## Problem description
Records follow. Copy every line with "right".
--- begin ---
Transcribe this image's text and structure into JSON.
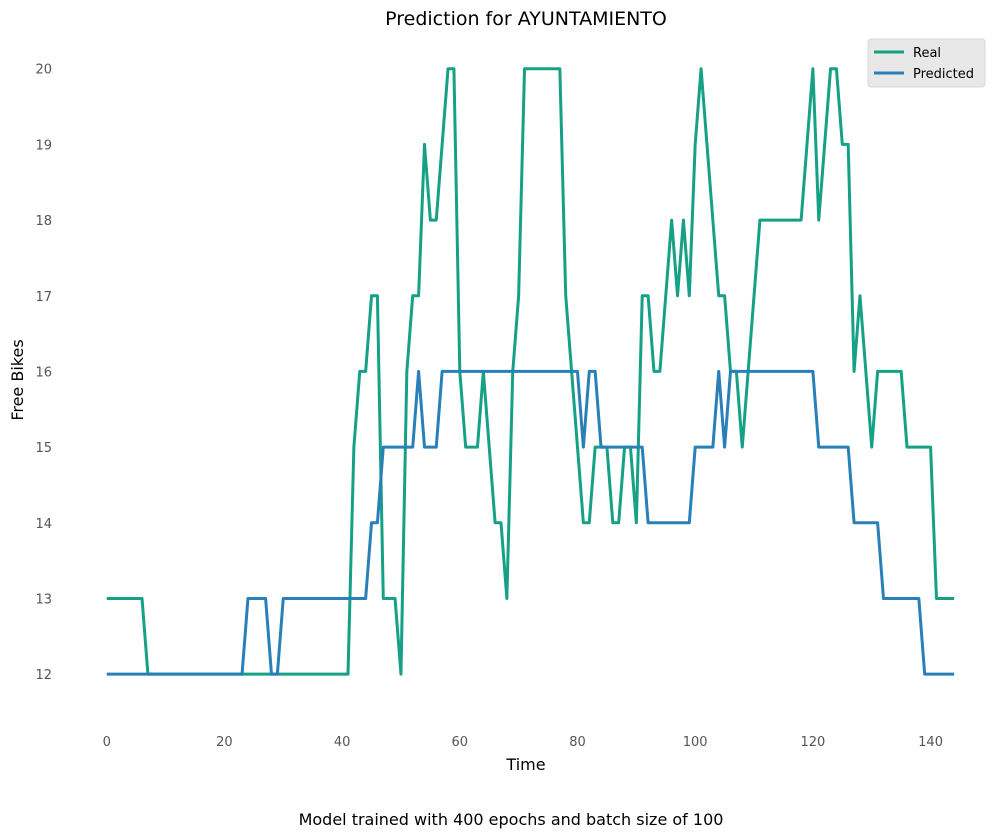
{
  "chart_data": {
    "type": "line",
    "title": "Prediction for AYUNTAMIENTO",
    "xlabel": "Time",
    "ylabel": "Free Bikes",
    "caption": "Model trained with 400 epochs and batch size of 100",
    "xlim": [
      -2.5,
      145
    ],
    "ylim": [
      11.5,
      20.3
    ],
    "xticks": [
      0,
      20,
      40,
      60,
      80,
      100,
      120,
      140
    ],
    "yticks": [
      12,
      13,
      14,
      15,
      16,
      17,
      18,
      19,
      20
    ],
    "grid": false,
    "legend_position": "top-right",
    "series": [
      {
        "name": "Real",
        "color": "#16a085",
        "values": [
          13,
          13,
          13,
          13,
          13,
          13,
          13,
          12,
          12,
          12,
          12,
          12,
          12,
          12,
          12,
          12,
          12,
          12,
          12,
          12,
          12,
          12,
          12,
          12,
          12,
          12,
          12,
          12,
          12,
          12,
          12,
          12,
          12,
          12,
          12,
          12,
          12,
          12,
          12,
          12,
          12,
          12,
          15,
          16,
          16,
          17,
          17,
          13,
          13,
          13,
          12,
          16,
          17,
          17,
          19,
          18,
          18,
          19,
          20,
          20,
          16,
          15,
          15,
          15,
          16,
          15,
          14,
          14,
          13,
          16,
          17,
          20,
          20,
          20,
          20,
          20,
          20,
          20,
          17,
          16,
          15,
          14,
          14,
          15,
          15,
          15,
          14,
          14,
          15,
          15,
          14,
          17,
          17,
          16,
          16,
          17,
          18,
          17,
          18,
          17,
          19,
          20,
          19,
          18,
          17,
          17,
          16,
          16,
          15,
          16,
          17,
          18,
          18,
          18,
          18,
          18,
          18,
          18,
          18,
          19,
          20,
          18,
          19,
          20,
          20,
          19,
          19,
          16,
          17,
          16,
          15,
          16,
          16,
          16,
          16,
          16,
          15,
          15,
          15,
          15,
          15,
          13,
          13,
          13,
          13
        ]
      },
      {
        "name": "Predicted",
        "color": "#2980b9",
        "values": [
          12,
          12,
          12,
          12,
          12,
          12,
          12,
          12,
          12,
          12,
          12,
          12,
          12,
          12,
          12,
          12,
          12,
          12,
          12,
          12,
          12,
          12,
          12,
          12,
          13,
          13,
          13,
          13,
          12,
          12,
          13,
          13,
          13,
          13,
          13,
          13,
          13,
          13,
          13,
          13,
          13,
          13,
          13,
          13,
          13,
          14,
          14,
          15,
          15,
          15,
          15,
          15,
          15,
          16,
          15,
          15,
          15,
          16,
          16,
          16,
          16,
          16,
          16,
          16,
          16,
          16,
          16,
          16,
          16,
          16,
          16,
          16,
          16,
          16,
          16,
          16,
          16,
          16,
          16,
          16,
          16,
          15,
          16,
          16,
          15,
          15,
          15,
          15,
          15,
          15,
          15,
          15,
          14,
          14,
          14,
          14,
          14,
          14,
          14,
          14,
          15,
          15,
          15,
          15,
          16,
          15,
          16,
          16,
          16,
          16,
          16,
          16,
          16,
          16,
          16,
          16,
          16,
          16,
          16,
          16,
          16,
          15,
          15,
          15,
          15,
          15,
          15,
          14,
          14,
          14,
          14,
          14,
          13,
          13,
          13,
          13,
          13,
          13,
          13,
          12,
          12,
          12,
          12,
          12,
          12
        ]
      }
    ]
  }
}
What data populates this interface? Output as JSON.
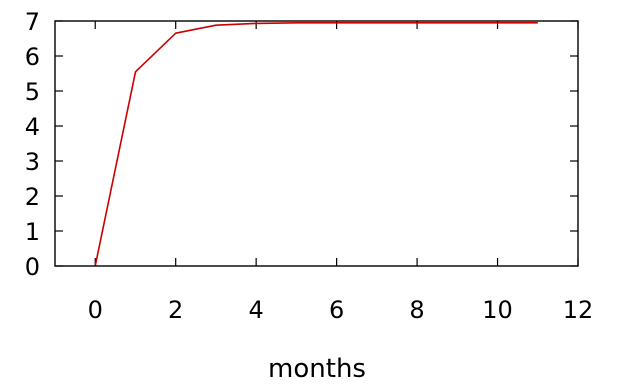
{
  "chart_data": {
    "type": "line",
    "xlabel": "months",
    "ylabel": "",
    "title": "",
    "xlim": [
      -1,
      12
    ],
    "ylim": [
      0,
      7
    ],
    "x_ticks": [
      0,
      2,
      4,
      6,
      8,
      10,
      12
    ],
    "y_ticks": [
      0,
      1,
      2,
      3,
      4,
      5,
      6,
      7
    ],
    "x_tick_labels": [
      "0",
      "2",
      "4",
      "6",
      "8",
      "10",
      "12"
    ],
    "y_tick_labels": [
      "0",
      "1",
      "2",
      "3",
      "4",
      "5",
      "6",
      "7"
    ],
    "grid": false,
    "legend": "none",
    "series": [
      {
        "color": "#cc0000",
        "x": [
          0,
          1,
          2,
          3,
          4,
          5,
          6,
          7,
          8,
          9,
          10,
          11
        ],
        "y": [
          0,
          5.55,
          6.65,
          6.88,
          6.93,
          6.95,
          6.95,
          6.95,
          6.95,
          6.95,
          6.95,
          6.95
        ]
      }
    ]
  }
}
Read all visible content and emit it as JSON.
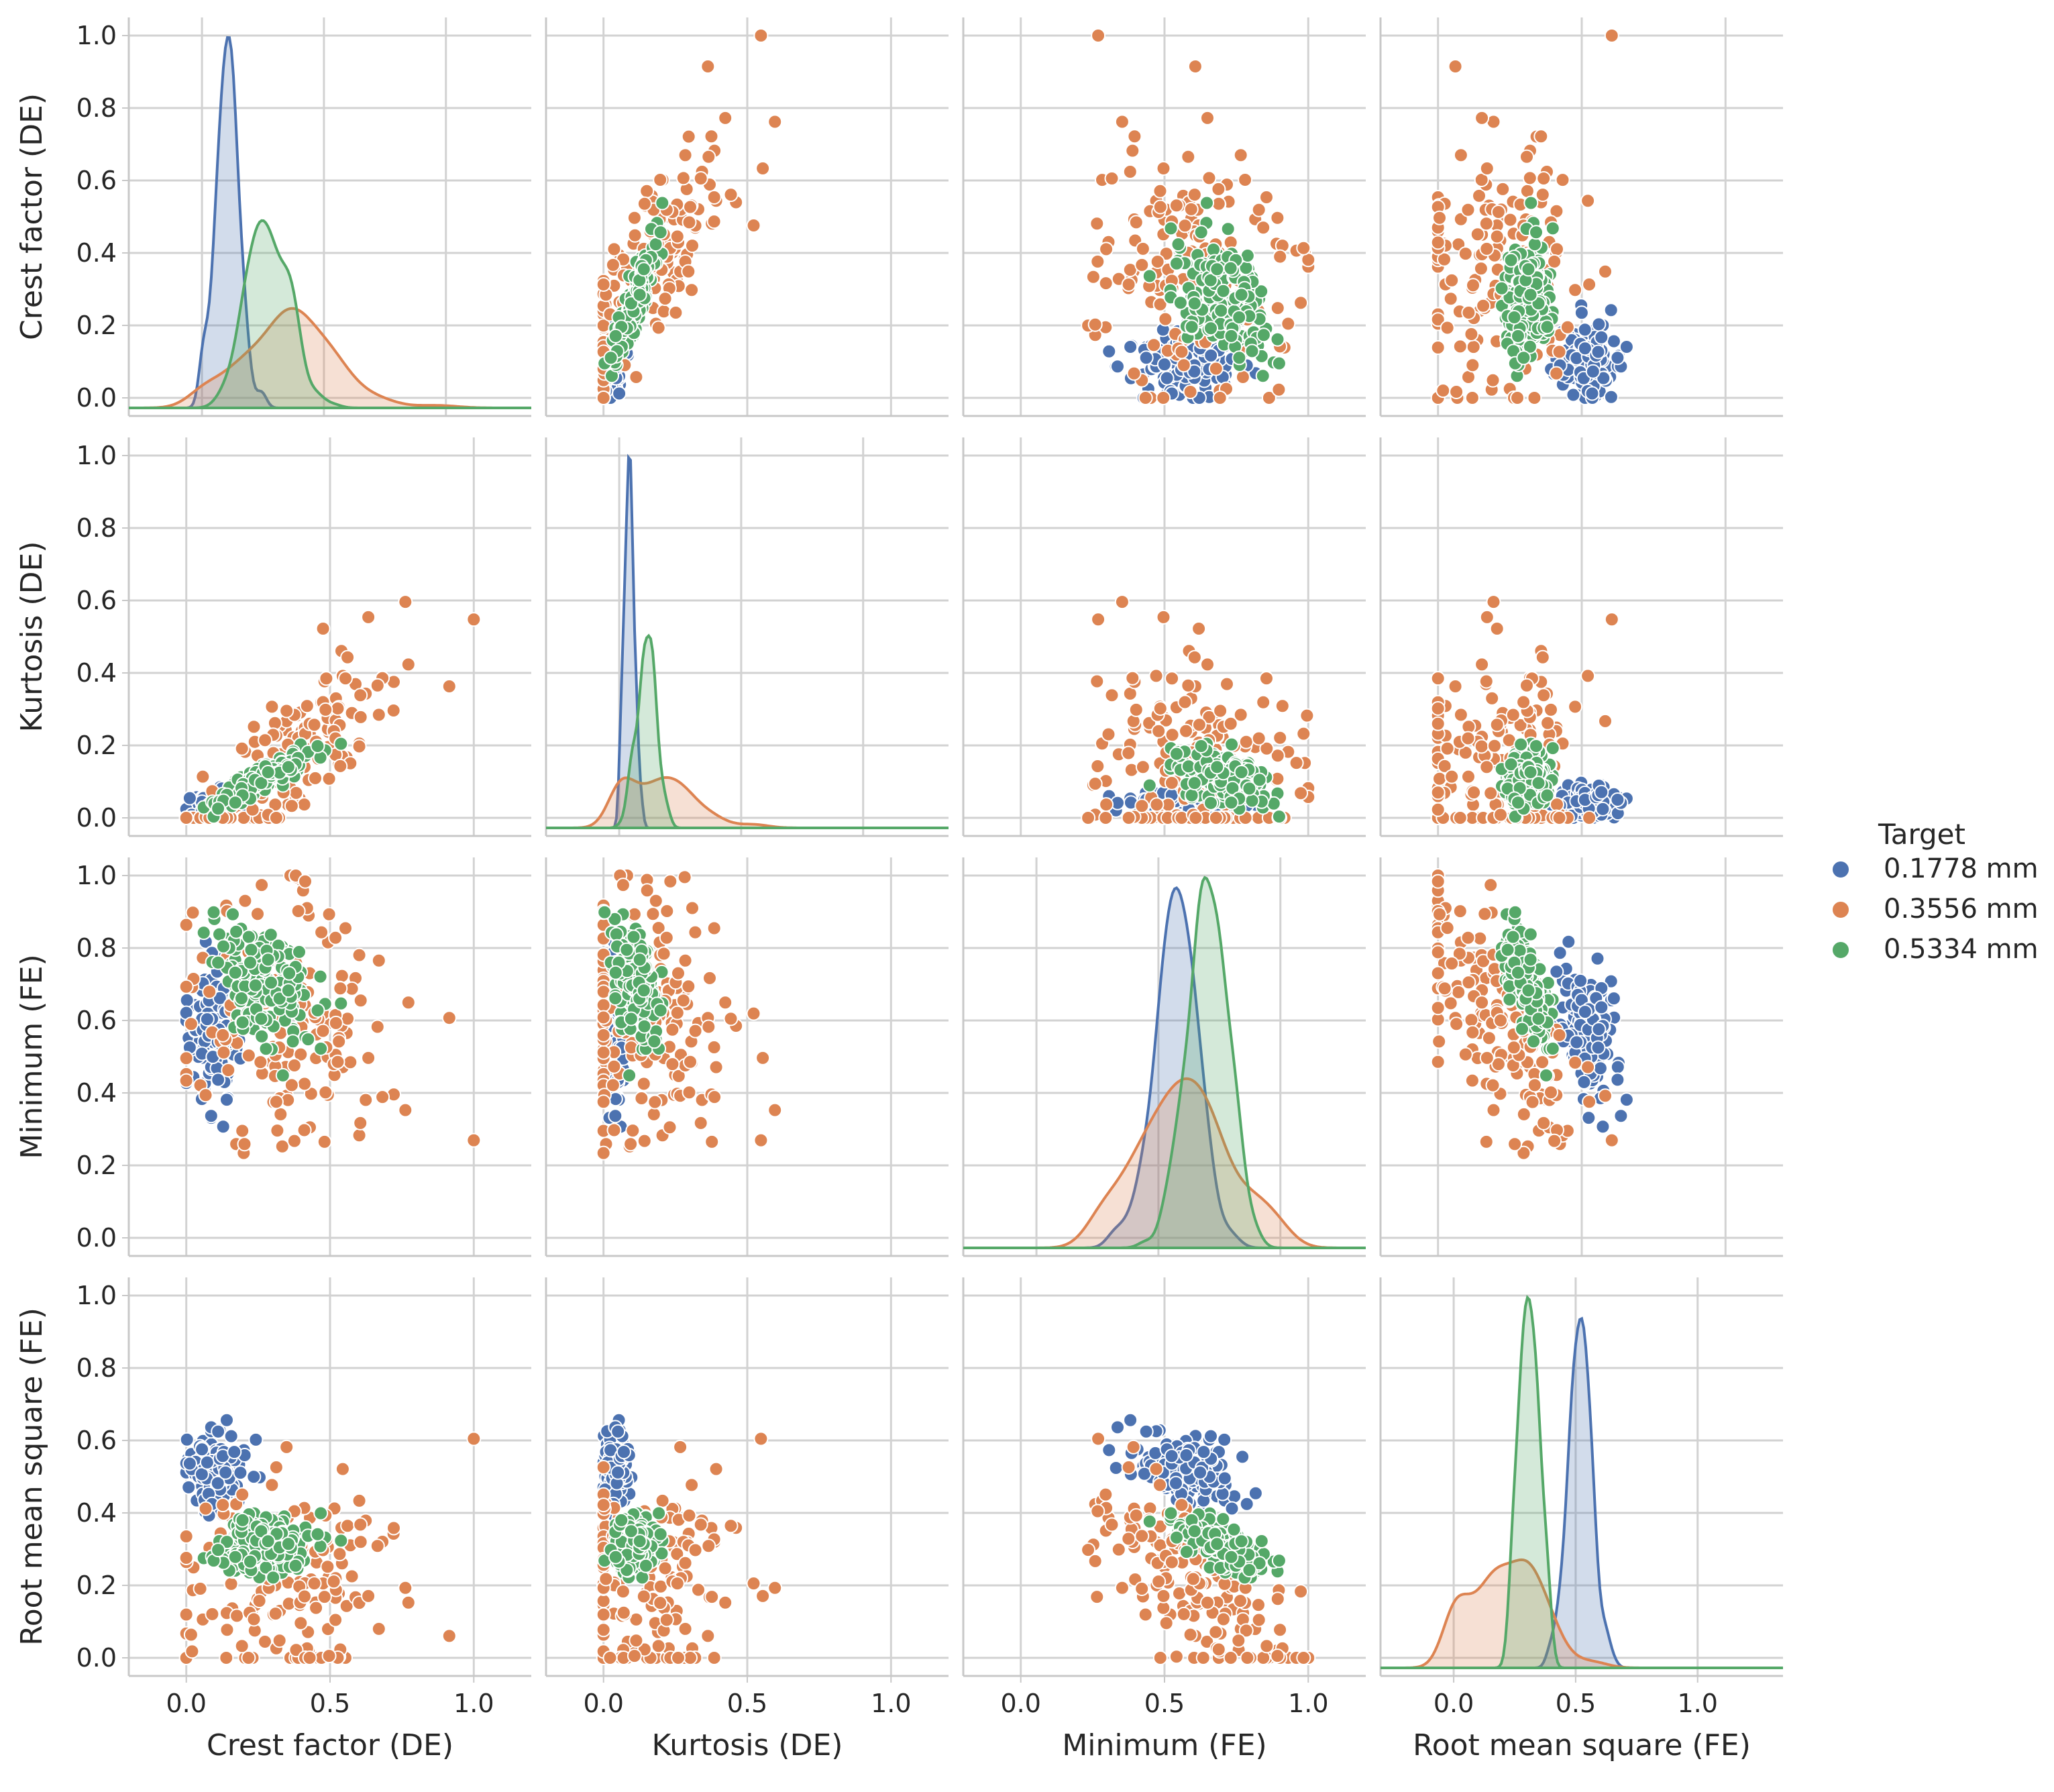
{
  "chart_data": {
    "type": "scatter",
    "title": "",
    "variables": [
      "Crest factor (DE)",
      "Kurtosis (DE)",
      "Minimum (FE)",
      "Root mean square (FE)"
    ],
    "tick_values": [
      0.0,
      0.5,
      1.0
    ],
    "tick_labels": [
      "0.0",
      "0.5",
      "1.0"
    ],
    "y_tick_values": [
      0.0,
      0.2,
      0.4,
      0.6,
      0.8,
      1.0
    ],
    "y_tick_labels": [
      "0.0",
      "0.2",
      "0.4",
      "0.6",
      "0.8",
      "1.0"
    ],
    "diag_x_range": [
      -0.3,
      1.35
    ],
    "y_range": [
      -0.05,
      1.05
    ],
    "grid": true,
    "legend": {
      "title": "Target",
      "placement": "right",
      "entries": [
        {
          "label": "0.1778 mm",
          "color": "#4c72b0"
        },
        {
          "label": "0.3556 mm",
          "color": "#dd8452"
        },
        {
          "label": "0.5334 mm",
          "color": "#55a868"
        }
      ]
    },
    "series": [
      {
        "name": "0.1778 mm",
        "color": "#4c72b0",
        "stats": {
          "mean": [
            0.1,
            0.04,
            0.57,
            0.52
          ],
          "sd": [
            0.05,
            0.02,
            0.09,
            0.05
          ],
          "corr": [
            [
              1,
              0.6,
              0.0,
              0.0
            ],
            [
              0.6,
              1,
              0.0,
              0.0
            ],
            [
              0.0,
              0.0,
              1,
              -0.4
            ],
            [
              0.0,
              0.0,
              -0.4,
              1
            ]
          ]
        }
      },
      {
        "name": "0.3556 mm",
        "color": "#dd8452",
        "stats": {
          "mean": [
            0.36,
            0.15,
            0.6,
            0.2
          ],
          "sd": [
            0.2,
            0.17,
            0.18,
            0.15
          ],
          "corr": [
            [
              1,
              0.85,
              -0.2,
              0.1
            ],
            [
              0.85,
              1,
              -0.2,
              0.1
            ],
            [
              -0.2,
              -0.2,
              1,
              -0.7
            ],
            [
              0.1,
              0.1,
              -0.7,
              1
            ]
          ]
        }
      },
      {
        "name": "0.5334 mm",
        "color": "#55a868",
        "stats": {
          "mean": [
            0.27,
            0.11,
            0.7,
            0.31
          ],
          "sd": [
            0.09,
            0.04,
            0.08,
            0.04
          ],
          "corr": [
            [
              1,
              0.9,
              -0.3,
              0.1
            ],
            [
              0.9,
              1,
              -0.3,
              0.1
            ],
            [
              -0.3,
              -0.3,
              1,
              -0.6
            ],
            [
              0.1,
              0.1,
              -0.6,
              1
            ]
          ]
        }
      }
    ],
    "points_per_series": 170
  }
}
--- end ---
## Response
    "legend_position": "top-right",
      "placement": "right",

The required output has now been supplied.